Work required:
Determine how many lines carry the word "relevant". Output that number only.

--- begin Records for processing ---

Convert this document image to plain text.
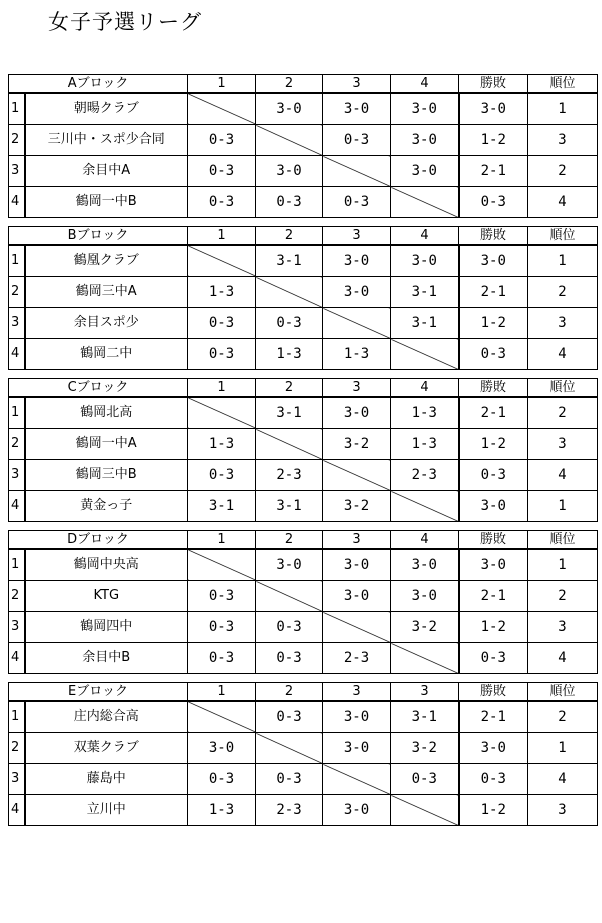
女子予選リーグ
Aブロック		1	2	3	4	勝敗	順位
1	朝暘クラブ		3-0	3-0	3-0	3-0	1
2	三川中・スポ少合同	0-3		0-3	3-0	1-2	3
3	余目中A	0-3	3-0		3-0	2-1	2
4	鶴岡一中B	0-3	0-3	0-3		0-3	4
Bブロック		1	2	3	4	勝敗	順位
1	鶴凰クラブ		3-1	3-0	3-0	3-0	1
2	鶴岡三中A	1-3		3-0	3-1	2-1	2
3	余目スポ少	0-3	0-3		3-1	1-2	3
4	鶴岡二中	0-3	1-3	1-3		0-3	4
Cブロック		1	2	3	4	勝敗	順位
1	鶴岡北高		3-1	3-0	1-3	2-1	2
2	鶴岡一中A	1-3		3-2	1-3	1-2	3
3	鶴岡三中B	0-3	2-3		2-3	0-3	4
4	黄金っ子	3-1	3-1	3-2		3-0	1
Dブロック		1	2	3	4	勝敗	順位
1	鶴岡中央高		3-0	3-0	3-0	3-0	1
2	KTG	0-3		3-0	3-0	2-1	2
3	鶴岡四中	0-3	0-3		3-2	1-2	3
4	余目中B	0-3	0-3	2-3		0-3	4
Eブロック		1	2	3	3	勝敗	順位
1	庄内総合高		0-3	3-0	3-1	2-1	2
2	双葉クラブ	3-0		3-0	3-2	3-0	1
3	藤島中	0-3	0-3		0-3	0-3	4
4	立川中	1-3	2-3	3-0		1-2	3
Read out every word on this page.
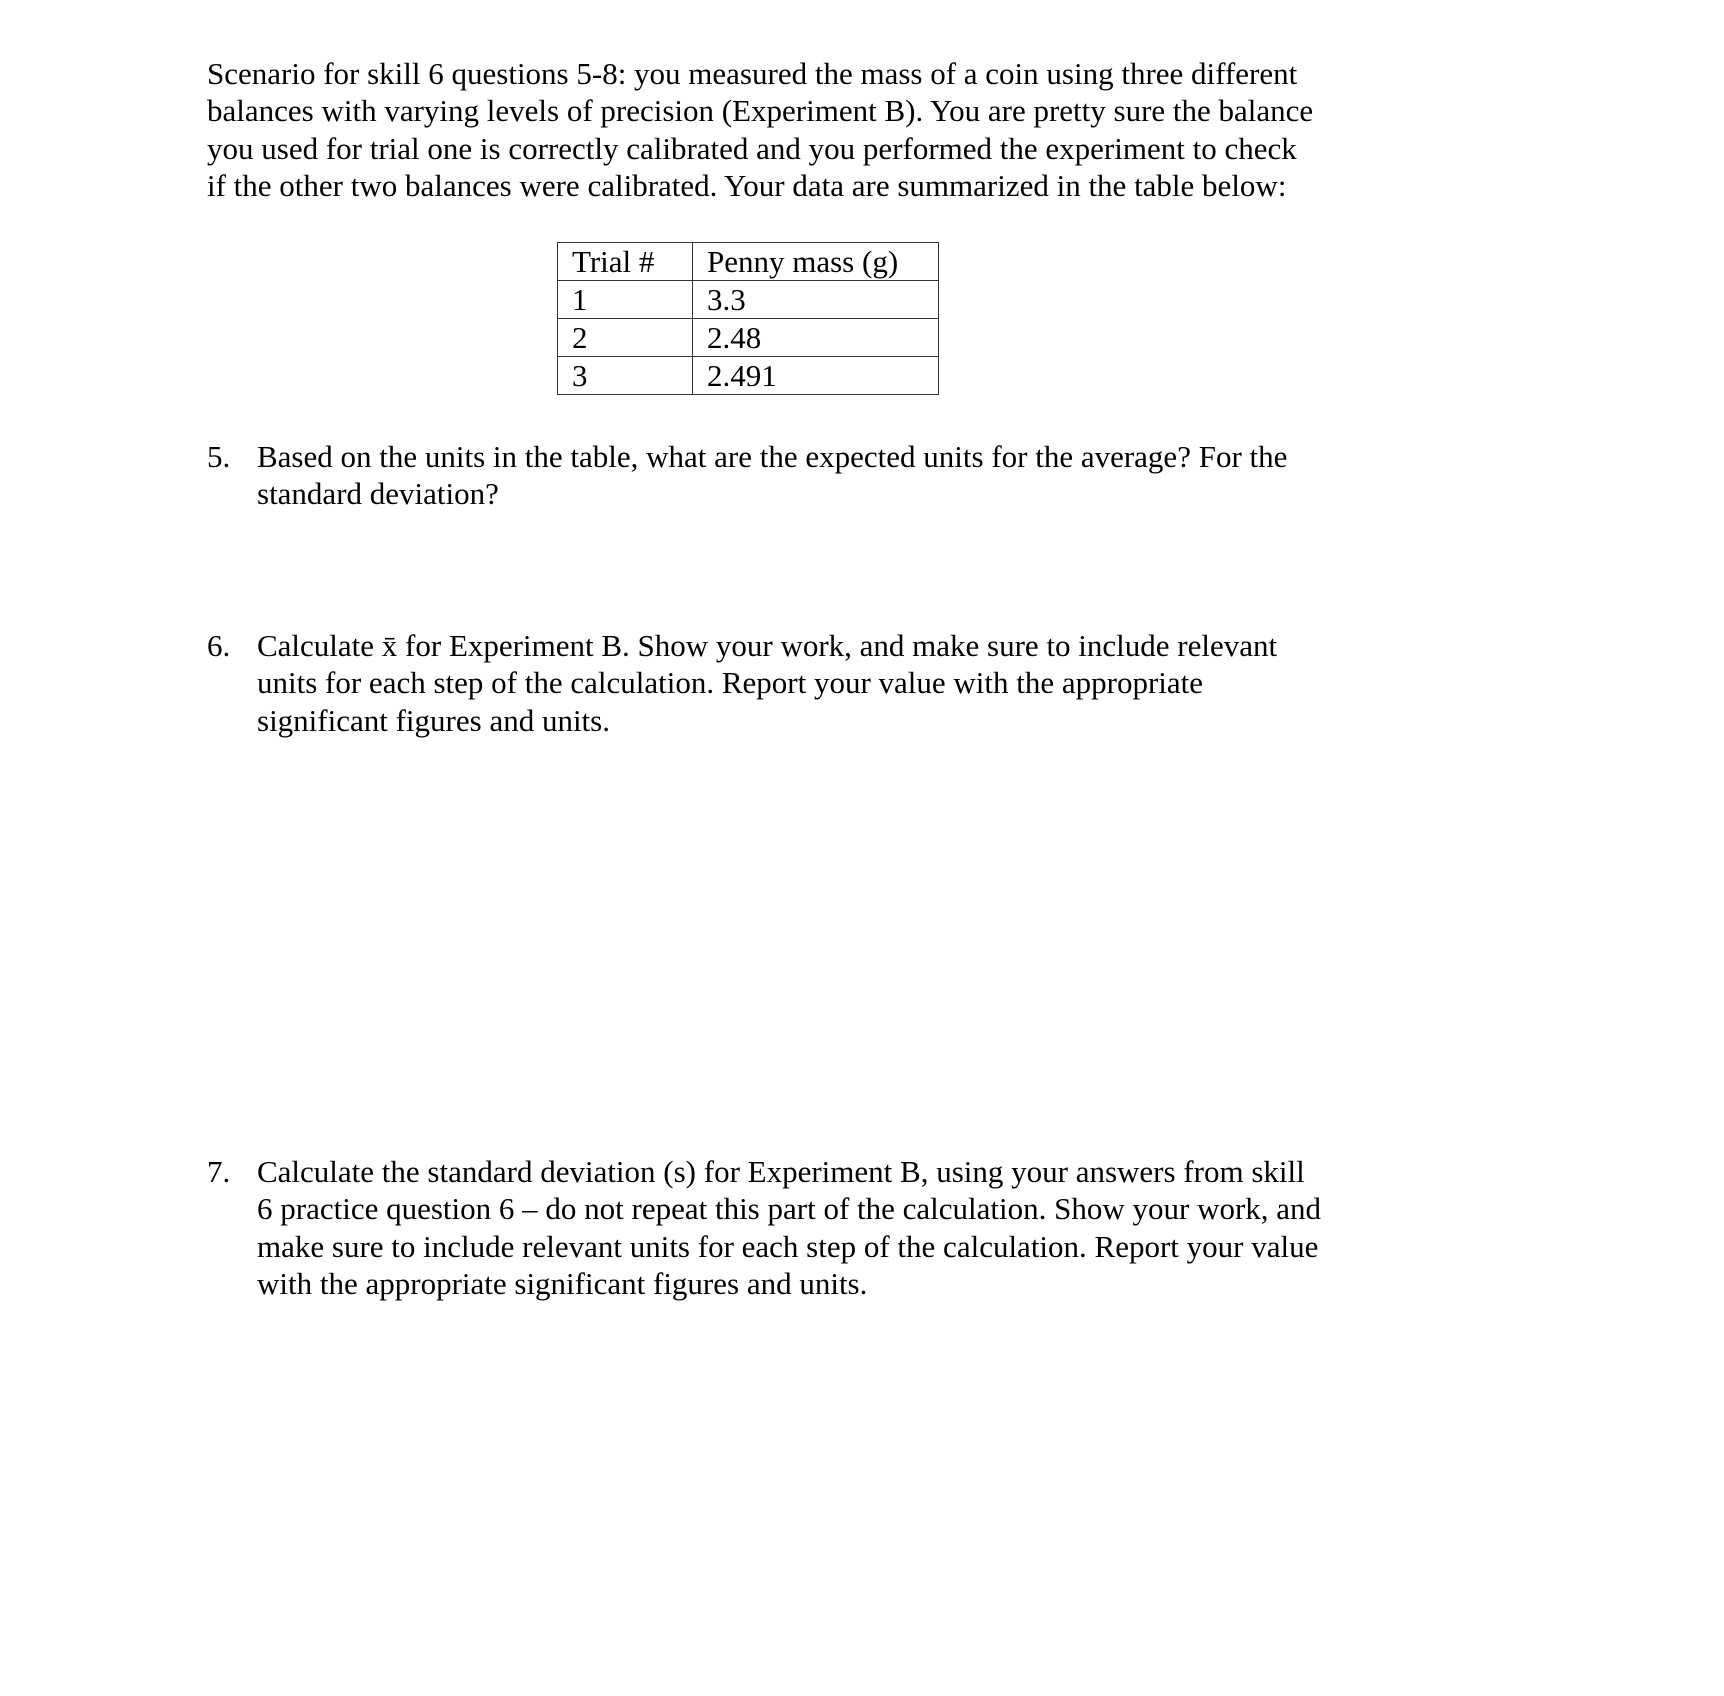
Scenario for skill 6 questions 5-8: you measured the mass of a coin using three different
balances with varying levels of precision (Experiment B). You are pretty sure the balance
you used for trial one is correctly calibrated and you performed the experiment to check
if the other two balances were calibrated. Your data are summarized in the table below:
Trial #	Penny mass (g)
1	3.3
2	2.48
3	2.491
5. Based on the units in the table, what are the expected units for the average? For the
standard deviation?
6. Calculate x̄ for Experiment B. Show your work, and make sure to include relevant
units for each step of the calculation. Report your value with the appropriate
significant figures and units.
7. Calculate the standard deviation (s) for Experiment B, using your answers from skill
6 practice question 6 – do not repeat this part of the calculation. Show your work, and
make sure to include relevant units for each step of the calculation. Report your value
with the appropriate significant figures and units.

--- end Records for processing ---

In response:
2